>>

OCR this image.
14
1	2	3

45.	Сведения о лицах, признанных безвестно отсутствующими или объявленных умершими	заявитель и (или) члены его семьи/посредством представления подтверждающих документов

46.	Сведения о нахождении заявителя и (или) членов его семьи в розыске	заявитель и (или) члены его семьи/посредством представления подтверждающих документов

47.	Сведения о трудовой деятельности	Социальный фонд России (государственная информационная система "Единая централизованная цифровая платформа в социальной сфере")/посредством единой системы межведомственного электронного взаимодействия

<<

Show every line of the records above that contains the word "подтверждающих".

45.	Сведения о лицах, признанных безвестно отсутствующими или объявленных умершими	заявитель и (или) члены его семьи/посредством представления подтверждающих документов
46.	Сведения о нахождении заявителя и (или) членов его семьи в розыске	заявитель и (или) члены его семьи/посредством представления подтверждающих документов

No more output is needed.